▶ [Your goal]:
Pull every line holding the string "JSON" from the records below.

▶ [Supplied material]:
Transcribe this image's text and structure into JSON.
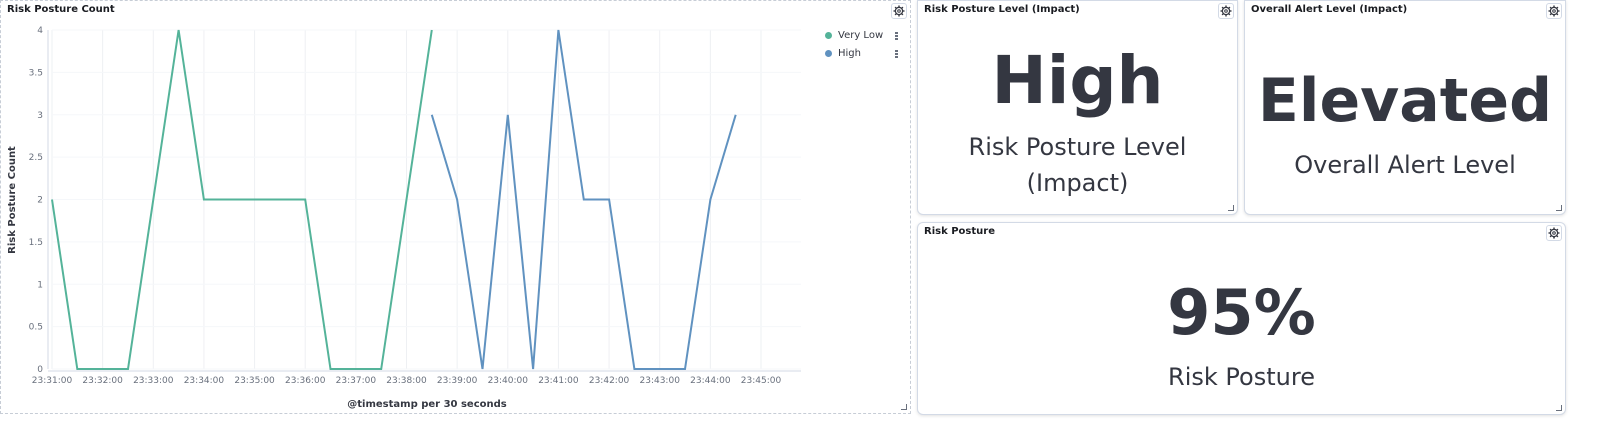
{
  "chart_panel": {
    "title": "Risk Posture Count",
    "legend": [
      {
        "label": "Very Low",
        "color": "#54b399"
      },
      {
        "label": "High",
        "color": "#6092c0"
      }
    ]
  },
  "chart_data": {
    "type": "line",
    "title": "Risk Posture Count",
    "xlabel": "@timestamp per 30 seconds",
    "ylabel": "Risk Posture Count",
    "ylim": [
      0,
      4
    ],
    "y_ticks": [
      "0",
      "0.5",
      "1",
      "1.5",
      "2",
      "2.5",
      "3",
      "3.5",
      "4"
    ],
    "x_ticks": [
      "23:31:00",
      "23:32:00",
      "23:33:00",
      "23:34:00",
      "23:35:00",
      "23:36:00",
      "23:37:00",
      "23:38:00",
      "23:39:00",
      "23:40:00",
      "23:41:00",
      "23:42:00",
      "23:43:00",
      "23:44:00",
      "23:45:00"
    ],
    "grid": true,
    "legend_position": "top-right",
    "series": [
      {
        "name": "Very Low",
        "color": "#54b399",
        "x": [
          "23:31:00",
          "23:31:30",
          "23:32:00",
          "23:32:30",
          "23:33:00",
          "23:33:30",
          "23:34:00",
          "23:34:30",
          "23:35:00",
          "23:35:30",
          "23:36:00",
          "23:36:30",
          "23:37:00",
          "23:37:30",
          "23:38:00",
          "23:38:30"
        ],
        "values": [
          2,
          0,
          0,
          0,
          2,
          4,
          2,
          2,
          2,
          2,
          2,
          0,
          0,
          0,
          2,
          4
        ]
      },
      {
        "name": "High",
        "color": "#6092c0",
        "x": [
          "23:38:30",
          "23:39:00",
          "23:39:30",
          "23:40:00",
          "23:40:30",
          "23:41:00",
          "23:41:30",
          "23:42:00",
          "23:42:30",
          "23:43:00",
          "23:43:30",
          "23:44:00",
          "23:44:30"
        ],
        "values": [
          3,
          2,
          0,
          3,
          0,
          4,
          2,
          2,
          0,
          0,
          0,
          2,
          3
        ]
      }
    ]
  },
  "panels": {
    "risk_level": {
      "title": "Risk Posture Level (Impact)",
      "value": "High",
      "label_line1": "Risk Posture Level",
      "label_line2": "(Impact)"
    },
    "alert_level": {
      "title": "Overall Alert Level (Impact)",
      "value": "Elevated",
      "label": "Overall Alert Level"
    },
    "risk_posture": {
      "title": "Risk Posture",
      "value": "95%",
      "label": "Risk Posture"
    }
  }
}
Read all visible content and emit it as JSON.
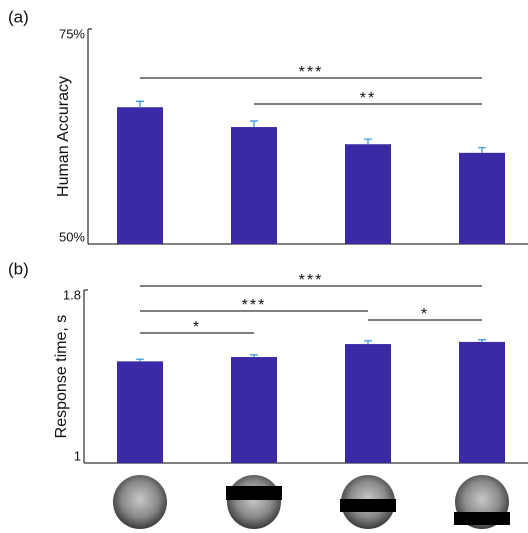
{
  "chart_data": [
    {
      "type": "bar",
      "panel_label": "(a)",
      "y_label": "Human Accuracy",
      "categories": [
        null,
        null,
        null,
        null
      ],
      "values": [
        65.9,
        63.6,
        61.6,
        60.6
      ],
      "errors": [
        0.7,
        0.7,
        0.6,
        0.6
      ],
      "color": "#3a2aa6",
      "error_color": "#2a8fd8",
      "ylim": [
        50,
        75
      ],
      "yticks": [
        {
          "value": 50,
          "label": "50%"
        },
        {
          "value": 75,
          "label": "75%"
        }
      ],
      "annotations": [
        {
          "text": "***",
          "between": [
            0,
            3
          ]
        },
        {
          "text": "**",
          "between": [
            1,
            3
          ]
        }
      ]
    },
    {
      "type": "bar",
      "panel_label": "(b)",
      "y_label": "Response time, s",
      "categories": [
        null,
        null,
        null,
        null
      ],
      "values": [
        1.47,
        1.49,
        1.55,
        1.56
      ],
      "errors": [
        0.01,
        0.01,
        0.015,
        0.01
      ],
      "color": "#3a2aa6",
      "error_color": "#2a8fd8",
      "ylim": [
        1,
        1.8
      ],
      "yticks": [
        1,
        1.8
      ],
      "annotations": [
        {
          "text": "***",
          "between": [
            0,
            3
          ]
        },
        {
          "text": "***",
          "between": [
            0,
            2
          ]
        },
        {
          "text": "*",
          "between": [
            0,
            1
          ]
        },
        {
          "text": "*",
          "between": [
            2,
            3
          ]
        }
      ]
    }
  ]
}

▶ [Reply]:
Transcribe this image's text and structure into JSON.
Read all visible content and emit it as JSON.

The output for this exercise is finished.